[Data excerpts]

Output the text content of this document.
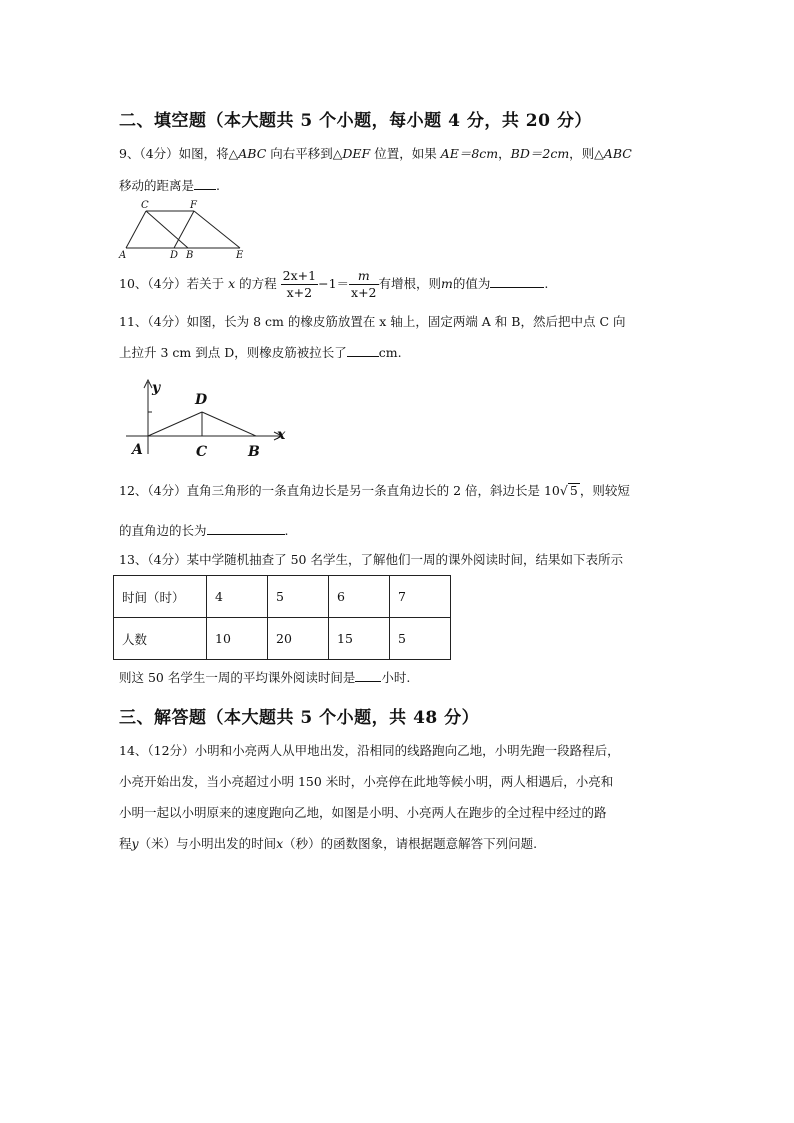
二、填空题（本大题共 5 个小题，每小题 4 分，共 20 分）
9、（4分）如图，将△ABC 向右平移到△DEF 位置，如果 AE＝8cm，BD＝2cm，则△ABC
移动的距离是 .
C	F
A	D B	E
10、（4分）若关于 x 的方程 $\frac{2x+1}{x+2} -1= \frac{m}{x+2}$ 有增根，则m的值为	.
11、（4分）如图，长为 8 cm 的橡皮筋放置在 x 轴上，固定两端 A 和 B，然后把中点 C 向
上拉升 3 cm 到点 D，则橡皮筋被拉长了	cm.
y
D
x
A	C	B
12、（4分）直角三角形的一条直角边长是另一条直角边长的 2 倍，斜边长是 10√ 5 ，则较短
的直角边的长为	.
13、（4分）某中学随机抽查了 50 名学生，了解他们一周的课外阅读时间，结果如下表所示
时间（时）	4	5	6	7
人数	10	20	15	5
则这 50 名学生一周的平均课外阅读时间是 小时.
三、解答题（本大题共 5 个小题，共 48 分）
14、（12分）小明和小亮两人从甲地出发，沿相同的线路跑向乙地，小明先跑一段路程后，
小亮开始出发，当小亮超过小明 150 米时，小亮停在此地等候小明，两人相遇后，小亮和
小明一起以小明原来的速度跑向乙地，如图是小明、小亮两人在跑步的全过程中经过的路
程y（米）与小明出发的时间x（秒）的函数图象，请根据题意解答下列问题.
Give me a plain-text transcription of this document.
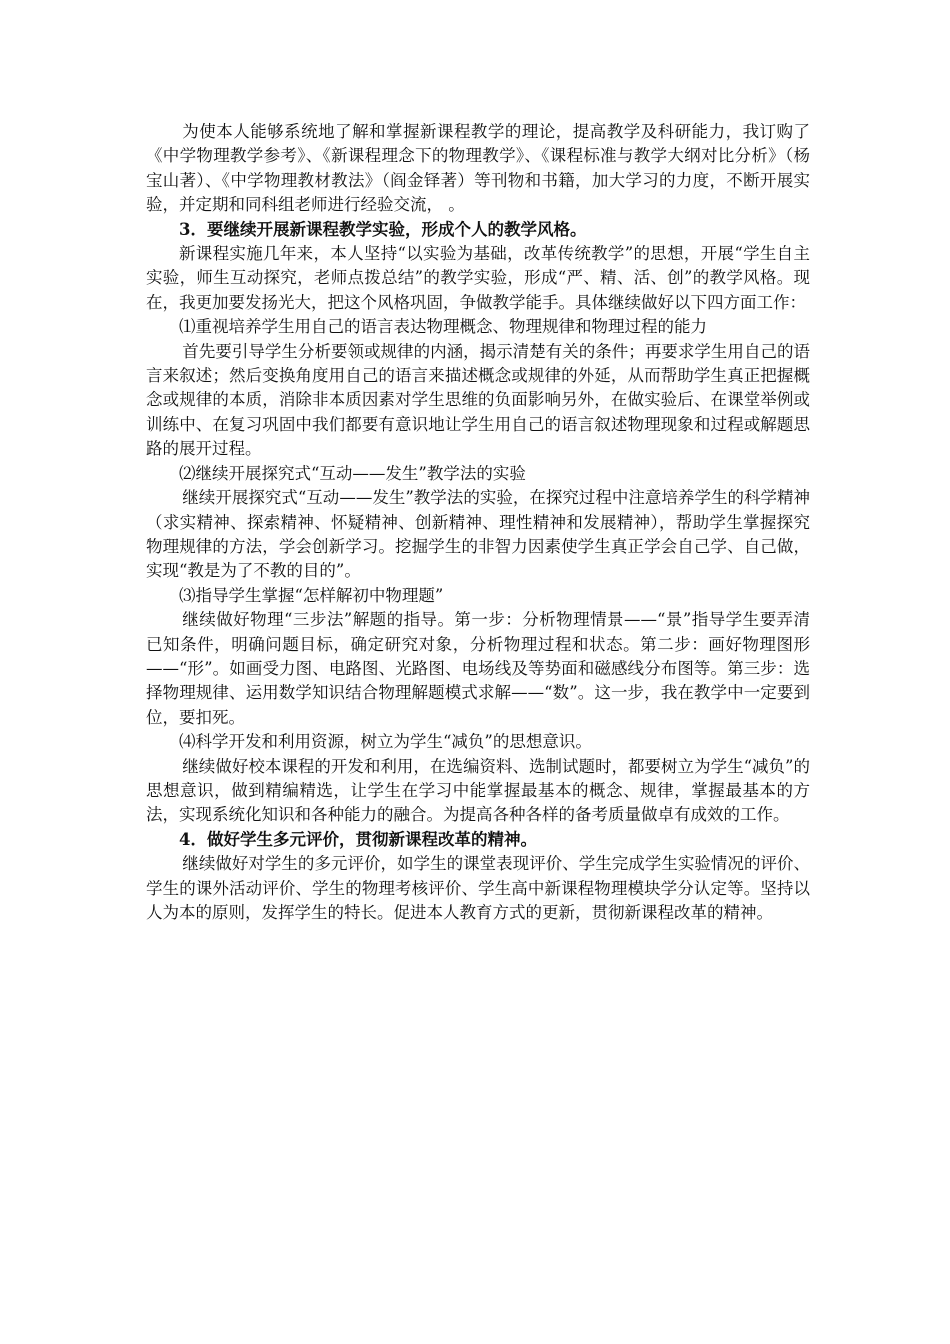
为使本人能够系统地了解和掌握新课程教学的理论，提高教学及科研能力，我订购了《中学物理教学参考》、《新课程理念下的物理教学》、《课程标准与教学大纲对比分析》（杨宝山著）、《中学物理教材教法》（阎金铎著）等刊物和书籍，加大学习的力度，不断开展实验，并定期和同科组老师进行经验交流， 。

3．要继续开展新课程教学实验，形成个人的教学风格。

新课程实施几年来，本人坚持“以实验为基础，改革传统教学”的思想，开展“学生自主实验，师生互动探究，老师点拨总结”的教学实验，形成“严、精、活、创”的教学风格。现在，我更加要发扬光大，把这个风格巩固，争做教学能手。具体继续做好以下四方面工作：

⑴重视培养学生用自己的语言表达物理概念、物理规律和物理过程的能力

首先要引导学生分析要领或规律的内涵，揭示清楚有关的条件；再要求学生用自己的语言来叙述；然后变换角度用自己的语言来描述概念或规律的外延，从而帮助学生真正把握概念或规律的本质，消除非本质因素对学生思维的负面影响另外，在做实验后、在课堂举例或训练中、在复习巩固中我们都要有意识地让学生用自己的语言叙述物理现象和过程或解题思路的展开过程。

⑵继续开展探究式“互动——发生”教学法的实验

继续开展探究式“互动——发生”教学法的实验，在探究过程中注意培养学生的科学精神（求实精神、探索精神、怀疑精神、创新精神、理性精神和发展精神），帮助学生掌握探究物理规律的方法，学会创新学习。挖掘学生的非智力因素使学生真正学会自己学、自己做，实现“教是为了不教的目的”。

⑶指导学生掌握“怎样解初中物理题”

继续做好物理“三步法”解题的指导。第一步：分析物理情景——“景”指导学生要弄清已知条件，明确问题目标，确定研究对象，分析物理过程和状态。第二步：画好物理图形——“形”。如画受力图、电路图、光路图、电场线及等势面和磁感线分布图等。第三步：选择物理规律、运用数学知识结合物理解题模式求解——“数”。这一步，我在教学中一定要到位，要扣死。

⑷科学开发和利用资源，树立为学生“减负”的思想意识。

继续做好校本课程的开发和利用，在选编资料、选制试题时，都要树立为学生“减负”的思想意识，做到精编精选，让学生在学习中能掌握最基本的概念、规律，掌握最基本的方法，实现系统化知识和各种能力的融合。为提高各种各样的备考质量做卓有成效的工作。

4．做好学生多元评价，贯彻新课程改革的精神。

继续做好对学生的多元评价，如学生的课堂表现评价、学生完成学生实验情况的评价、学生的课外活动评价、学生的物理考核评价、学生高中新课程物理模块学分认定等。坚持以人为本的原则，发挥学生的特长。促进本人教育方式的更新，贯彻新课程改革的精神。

YOUR TASK: From the data above, show each line that contains "教学法的实验".

WRITTEN REPLY:
⑵继续开展探究式“互动——发生”教学法的实验
继续开展探究式“互动——发生”教学法的实验，在探究过程中注意培养学生的科学精神（求实精神、探索精神、怀疑精神、创新精神、理性精神和发展精神），帮助学生掌握探究物理规律的方法，学会创新学习。挖掘学生的非智力因素使学生真正学会自己学、自己做，实现“教是为了不教的目的”。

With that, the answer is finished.